Your objective –
Search the data for the string "Saturated" and extract every line where it appears.

Record excerpts –
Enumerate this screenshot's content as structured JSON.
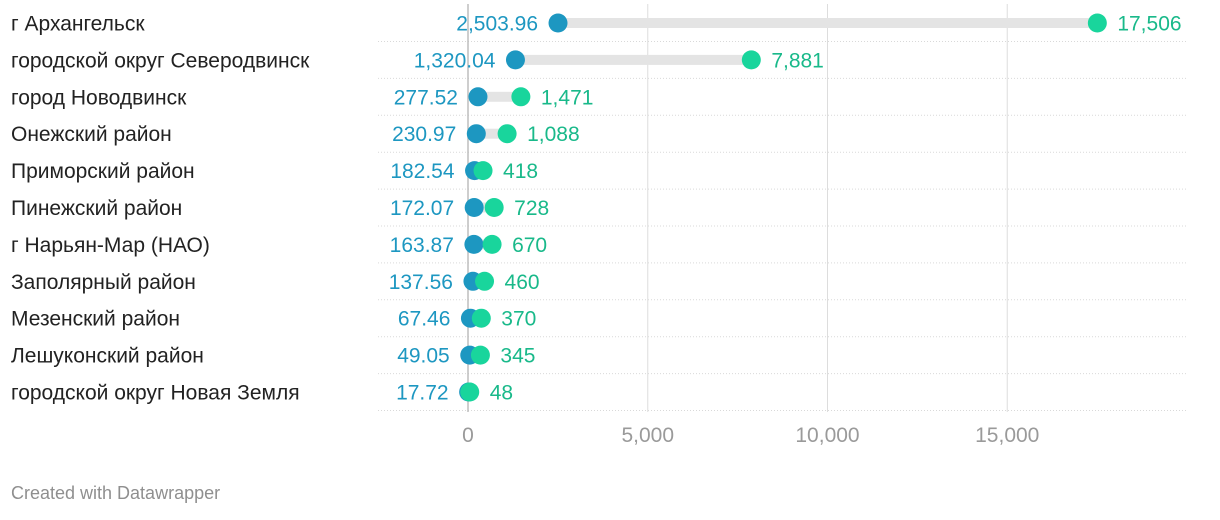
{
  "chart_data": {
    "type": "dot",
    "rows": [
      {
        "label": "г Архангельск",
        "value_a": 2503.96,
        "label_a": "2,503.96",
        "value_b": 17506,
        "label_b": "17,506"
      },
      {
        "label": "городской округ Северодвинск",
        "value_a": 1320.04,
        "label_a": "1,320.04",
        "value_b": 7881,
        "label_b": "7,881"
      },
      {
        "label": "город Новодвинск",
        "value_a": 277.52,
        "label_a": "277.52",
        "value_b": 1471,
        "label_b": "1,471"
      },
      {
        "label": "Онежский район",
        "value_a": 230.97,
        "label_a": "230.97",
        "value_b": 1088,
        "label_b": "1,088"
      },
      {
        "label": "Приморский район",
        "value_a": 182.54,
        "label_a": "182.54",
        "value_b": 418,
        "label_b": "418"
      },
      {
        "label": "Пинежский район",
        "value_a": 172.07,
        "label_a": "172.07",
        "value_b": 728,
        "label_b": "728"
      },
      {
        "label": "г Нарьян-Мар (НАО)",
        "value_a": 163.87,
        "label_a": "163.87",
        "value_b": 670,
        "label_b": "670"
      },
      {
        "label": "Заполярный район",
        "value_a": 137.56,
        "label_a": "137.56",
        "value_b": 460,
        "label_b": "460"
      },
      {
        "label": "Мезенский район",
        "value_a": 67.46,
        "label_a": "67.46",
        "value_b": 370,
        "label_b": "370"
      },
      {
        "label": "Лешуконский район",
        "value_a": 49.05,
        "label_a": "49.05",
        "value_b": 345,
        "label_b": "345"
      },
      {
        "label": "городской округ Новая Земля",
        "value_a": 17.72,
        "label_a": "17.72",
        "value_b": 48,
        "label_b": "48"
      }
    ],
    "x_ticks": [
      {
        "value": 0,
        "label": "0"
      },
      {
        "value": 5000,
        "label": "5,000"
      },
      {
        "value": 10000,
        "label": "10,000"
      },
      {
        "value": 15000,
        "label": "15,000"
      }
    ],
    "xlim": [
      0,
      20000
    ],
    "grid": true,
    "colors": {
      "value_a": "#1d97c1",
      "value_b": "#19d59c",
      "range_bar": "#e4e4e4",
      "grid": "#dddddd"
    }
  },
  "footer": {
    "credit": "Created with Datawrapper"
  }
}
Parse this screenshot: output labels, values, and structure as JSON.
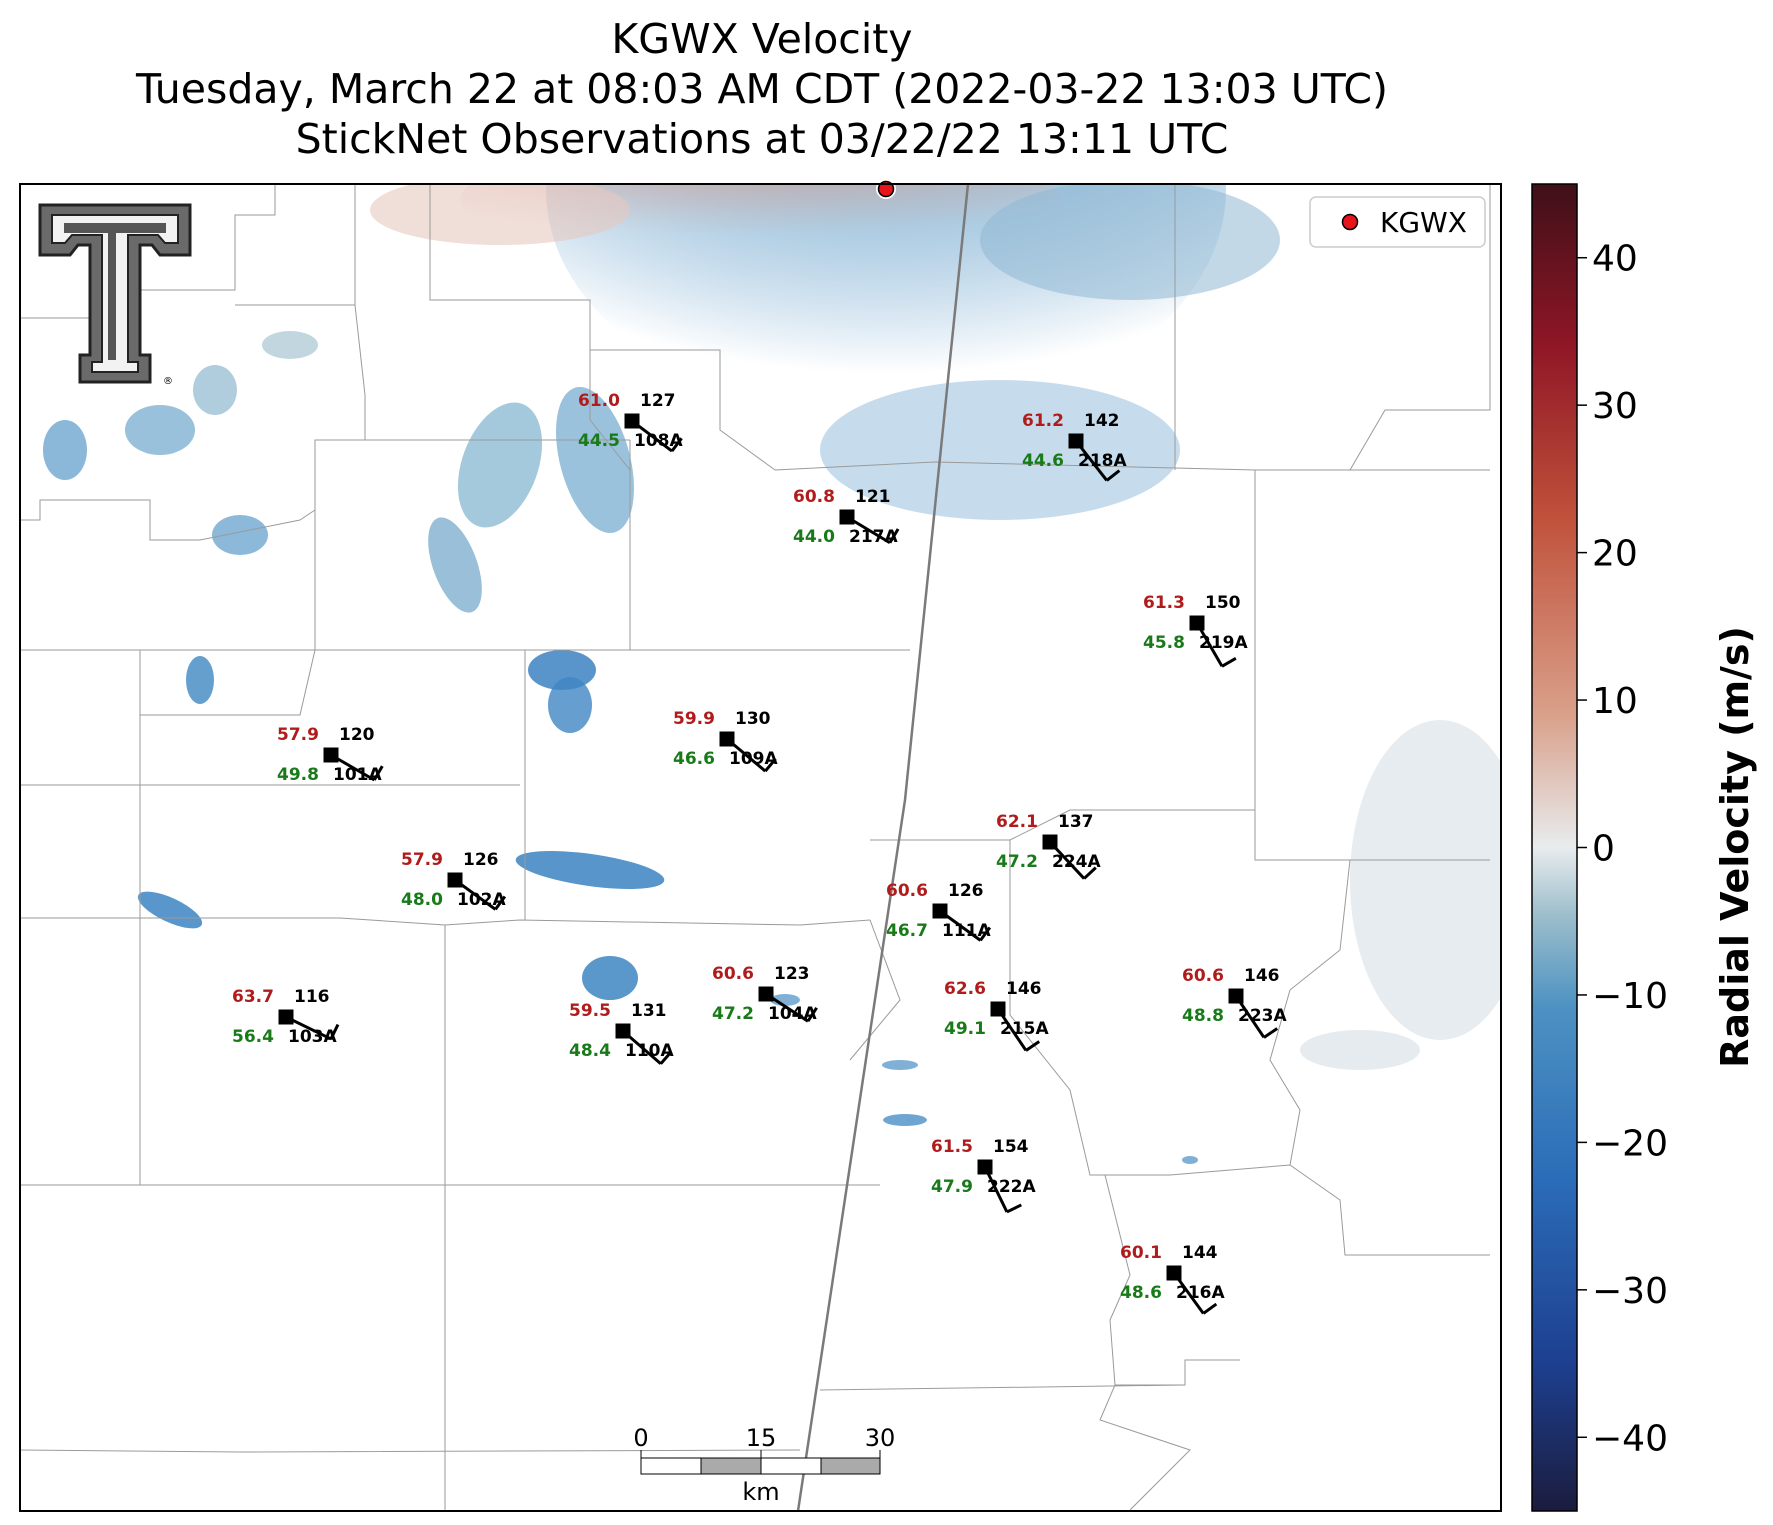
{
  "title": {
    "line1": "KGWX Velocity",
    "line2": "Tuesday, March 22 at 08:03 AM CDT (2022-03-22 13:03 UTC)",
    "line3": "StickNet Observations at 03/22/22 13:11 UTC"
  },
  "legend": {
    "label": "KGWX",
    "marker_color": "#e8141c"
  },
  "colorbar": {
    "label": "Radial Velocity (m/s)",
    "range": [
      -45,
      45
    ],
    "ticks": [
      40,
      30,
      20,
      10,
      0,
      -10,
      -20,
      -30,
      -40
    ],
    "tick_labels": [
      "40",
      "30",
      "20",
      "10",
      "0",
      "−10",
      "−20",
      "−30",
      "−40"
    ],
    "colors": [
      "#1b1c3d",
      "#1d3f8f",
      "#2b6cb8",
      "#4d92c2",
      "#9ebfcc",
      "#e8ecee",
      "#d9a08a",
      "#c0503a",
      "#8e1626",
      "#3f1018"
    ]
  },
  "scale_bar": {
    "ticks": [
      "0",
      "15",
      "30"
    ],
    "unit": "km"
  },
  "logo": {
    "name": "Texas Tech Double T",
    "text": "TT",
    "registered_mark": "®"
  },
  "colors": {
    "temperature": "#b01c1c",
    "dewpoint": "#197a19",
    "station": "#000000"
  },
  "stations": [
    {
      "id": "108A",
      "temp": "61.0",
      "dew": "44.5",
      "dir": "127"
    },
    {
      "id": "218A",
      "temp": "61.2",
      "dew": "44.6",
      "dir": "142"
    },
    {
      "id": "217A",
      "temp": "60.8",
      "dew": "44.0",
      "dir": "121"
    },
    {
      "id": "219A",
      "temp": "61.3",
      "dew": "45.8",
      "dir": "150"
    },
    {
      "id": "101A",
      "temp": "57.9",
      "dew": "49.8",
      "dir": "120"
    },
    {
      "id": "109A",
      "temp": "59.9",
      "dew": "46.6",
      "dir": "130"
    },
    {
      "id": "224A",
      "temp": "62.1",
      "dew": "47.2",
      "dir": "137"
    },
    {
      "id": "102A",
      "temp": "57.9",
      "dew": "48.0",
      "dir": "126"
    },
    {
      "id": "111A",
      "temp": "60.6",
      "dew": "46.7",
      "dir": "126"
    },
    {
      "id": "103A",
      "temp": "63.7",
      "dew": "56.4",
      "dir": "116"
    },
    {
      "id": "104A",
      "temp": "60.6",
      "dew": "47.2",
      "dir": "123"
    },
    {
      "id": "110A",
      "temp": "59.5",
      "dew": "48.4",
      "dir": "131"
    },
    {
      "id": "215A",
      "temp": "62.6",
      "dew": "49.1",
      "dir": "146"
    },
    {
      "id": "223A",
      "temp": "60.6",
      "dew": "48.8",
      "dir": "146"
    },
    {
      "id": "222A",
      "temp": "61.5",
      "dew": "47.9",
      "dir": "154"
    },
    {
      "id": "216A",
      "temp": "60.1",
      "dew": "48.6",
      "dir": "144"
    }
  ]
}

...

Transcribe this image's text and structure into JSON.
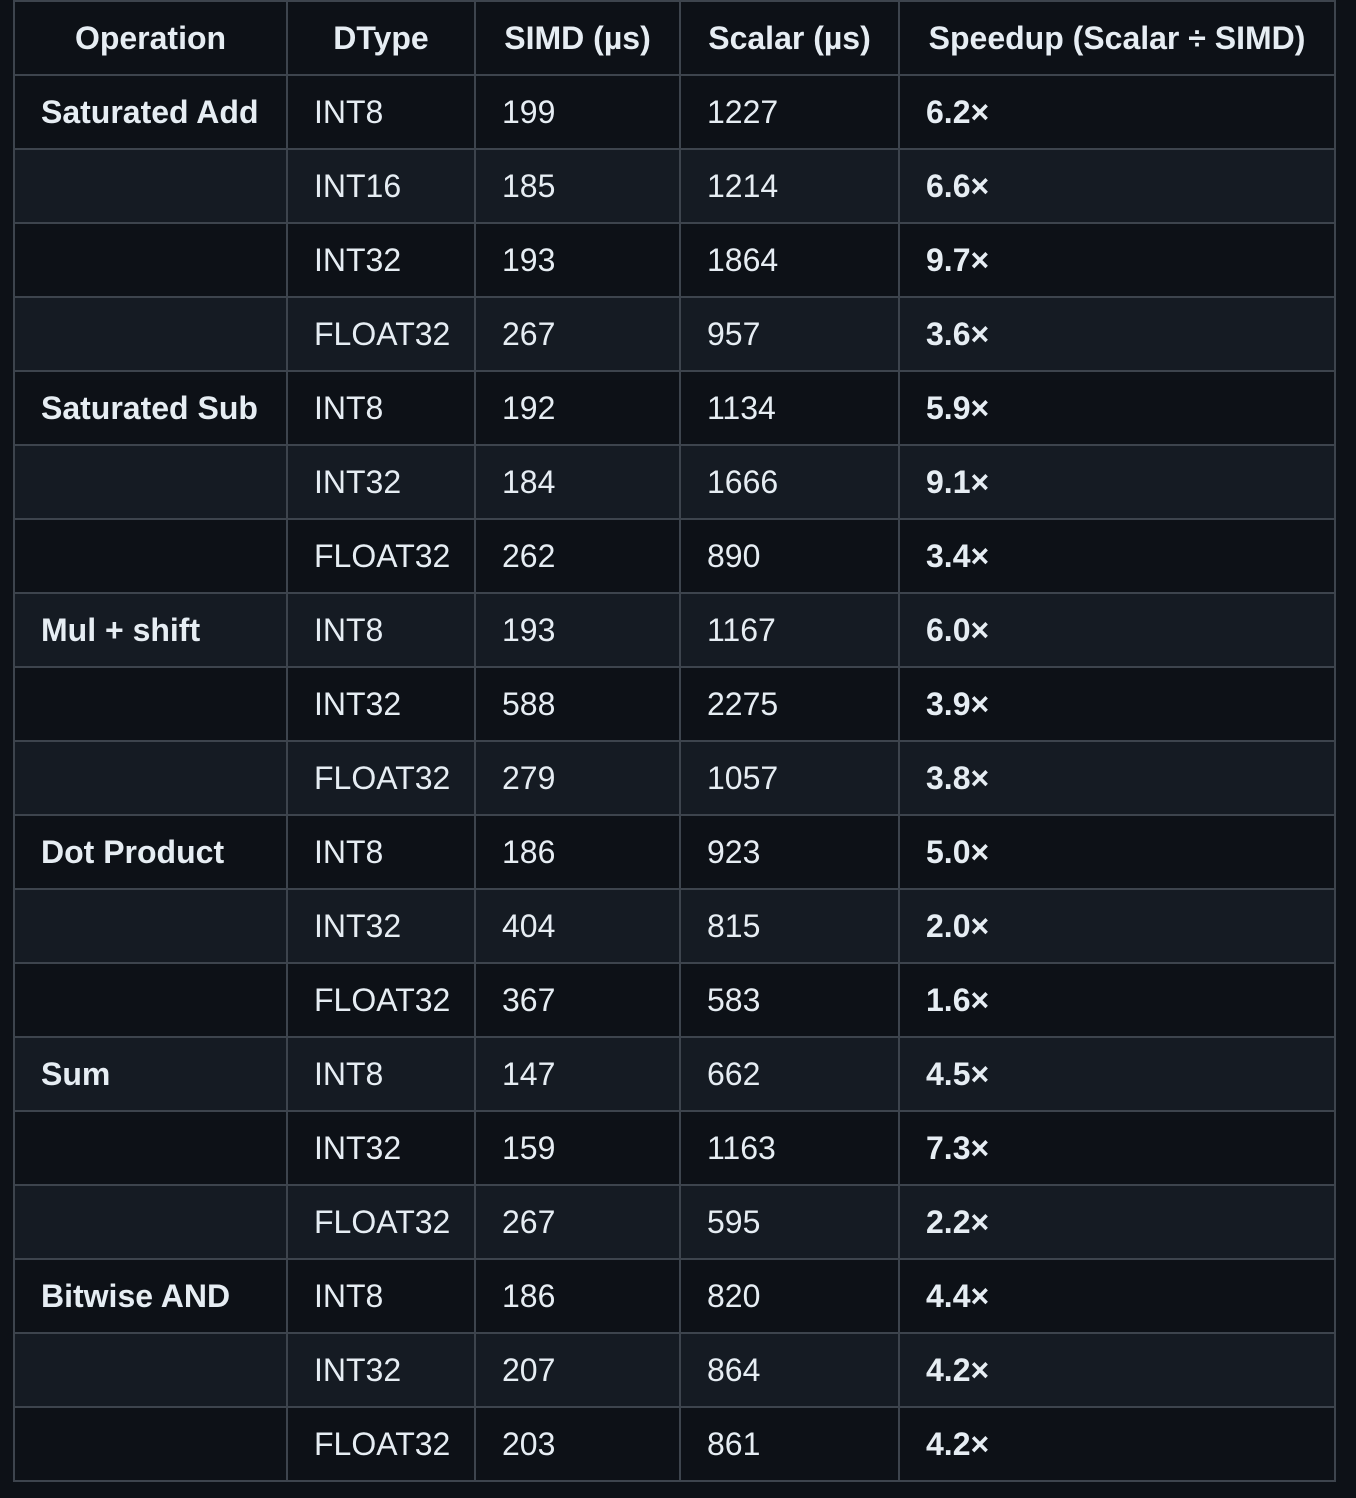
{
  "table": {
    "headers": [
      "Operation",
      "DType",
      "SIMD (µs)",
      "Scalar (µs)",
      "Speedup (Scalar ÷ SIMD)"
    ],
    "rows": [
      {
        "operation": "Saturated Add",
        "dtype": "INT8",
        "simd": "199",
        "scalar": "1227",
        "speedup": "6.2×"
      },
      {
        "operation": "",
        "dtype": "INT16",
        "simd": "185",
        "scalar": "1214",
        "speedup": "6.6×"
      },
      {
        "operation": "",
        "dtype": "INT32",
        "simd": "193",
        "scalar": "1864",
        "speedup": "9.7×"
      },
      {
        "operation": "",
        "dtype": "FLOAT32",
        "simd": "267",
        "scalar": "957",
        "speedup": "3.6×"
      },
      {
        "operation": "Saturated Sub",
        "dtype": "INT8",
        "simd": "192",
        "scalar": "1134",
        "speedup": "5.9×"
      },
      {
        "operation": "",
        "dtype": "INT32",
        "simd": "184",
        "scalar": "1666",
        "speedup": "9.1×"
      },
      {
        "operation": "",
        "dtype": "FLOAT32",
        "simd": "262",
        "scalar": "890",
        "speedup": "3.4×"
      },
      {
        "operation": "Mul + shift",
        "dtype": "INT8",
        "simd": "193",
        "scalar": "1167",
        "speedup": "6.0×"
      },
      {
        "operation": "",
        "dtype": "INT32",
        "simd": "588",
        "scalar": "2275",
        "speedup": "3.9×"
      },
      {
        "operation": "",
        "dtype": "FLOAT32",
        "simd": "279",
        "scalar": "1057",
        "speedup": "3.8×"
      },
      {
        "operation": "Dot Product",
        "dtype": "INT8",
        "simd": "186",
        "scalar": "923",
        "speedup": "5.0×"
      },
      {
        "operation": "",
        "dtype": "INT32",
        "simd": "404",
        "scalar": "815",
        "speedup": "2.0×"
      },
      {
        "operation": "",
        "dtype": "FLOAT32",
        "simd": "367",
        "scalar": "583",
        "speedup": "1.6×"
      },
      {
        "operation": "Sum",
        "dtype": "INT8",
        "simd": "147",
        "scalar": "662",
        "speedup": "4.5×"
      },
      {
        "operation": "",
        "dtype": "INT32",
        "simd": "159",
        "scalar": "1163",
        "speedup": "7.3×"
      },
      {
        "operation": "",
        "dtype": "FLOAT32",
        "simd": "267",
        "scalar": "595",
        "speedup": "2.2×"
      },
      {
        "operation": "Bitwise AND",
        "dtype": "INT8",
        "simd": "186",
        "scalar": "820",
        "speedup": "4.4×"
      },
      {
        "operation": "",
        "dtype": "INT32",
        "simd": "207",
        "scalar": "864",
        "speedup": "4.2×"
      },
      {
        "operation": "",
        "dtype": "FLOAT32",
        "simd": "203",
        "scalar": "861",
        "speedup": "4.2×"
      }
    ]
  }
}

Solution –
        "operation": "Saturated Add",
        "operation": "Saturated Sub",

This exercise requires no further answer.